- WORK INSTRUCTIONS -
Reproduce each line of the material exactly, minus any picture.

(Figure content listings)
= = = = = = =

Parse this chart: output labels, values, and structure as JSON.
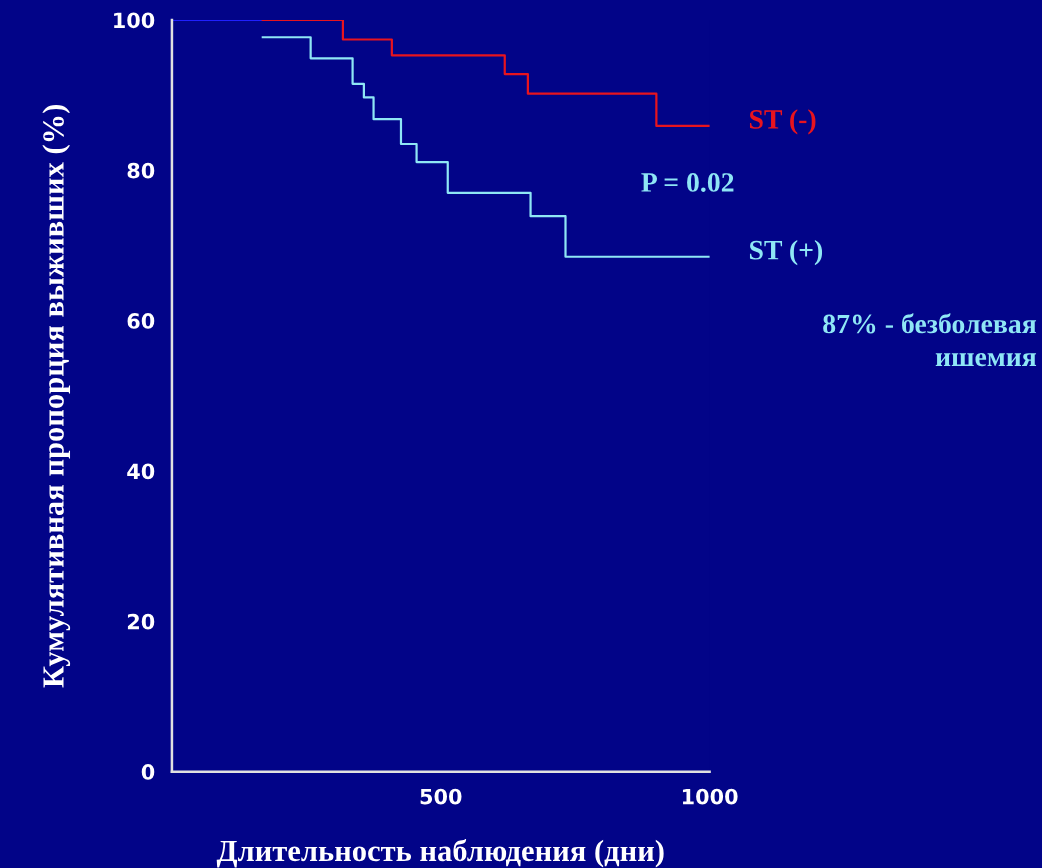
{
  "chart_data": {
    "type": "step",
    "xlabel": "Длительность наблюдения (дни)",
    "ylabel": "Кумулятивная пропорция выживших (%)",
    "xlim": [
      0,
      1000
    ],
    "xticks": [
      500,
      1000
    ],
    "ylim": [
      0,
      100
    ],
    "yticks": [
      0,
      20,
      40,
      60,
      80,
      100
    ],
    "series": [
      {
        "color": "#2020ff",
        "x": [
          0,
          169
        ],
        "values": [
          100,
          100
        ]
      },
      {
        "name": "ST (-)",
        "color": "#e8141e",
        "x": [
          169,
          318,
          409,
          619,
          662,
          901,
          1000
        ],
        "values": [
          100,
          97.4,
          95.3,
          92.8,
          90.2,
          85.9,
          85.9
        ]
      },
      {
        "name": "ST (+)",
        "color": "#8fe6f5",
        "x": [
          169,
          258,
          336,
          357,
          375,
          426,
          455,
          513,
          667,
          732,
          1000
        ],
        "values": [
          97.7,
          94.9,
          91.5,
          89.7,
          86.8,
          83.5,
          81.1,
          77.0,
          73.9,
          68.5,
          68.5
        ]
      }
    ],
    "annotations": [
      "P = 0.02",
      "87% - безболевая\nишемия"
    ],
    "grid": false,
    "legend": false
  }
}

= = = = = = =

- FULL RESPONSE -
Parse this chart: output labels, values, and structure as JSON.
{
  "chart_data": {
    "type": "step",
    "xlabel": "Длительность наблюдения (дни)",
    "ylabel": "Кумулятивная пропорция выживших (%)",
    "xlim": [
      0,
      1000
    ],
    "xticks": [
      500,
      1000
    ],
    "ylim": [
      0,
      100
    ],
    "yticks": [
      0,
      20,
      40,
      60,
      80,
      100
    ],
    "series": [
      {
        "color": "#2020ff",
        "x": [
          0,
          169
        ],
        "values": [
          100,
          100
        ]
      },
      {
        "name": "ST (-)",
        "color": "#e8141e",
        "x": [
          169,
          318,
          409,
          619,
          662,
          901,
          1000
        ],
        "values": [
          100,
          97.4,
          95.3,
          92.8,
          90.2,
          85.9,
          85.9
        ]
      },
      {
        "name": "ST (+)",
        "color": "#8fe6f5",
        "x": [
          169,
          258,
          336,
          357,
          375,
          426,
          455,
          513,
          667,
          732,
          1000
        ],
        "values": [
          97.7,
          94.9,
          91.5,
          89.7,
          86.8,
          83.5,
          81.1,
          77.0,
          73.9,
          68.5,
          68.5
        ]
      }
    ],
    "annotations": [
      "P = 0.02",
      "87% - безболевая\nишемия"
    ],
    "grid": false,
    "legend": false
  }
}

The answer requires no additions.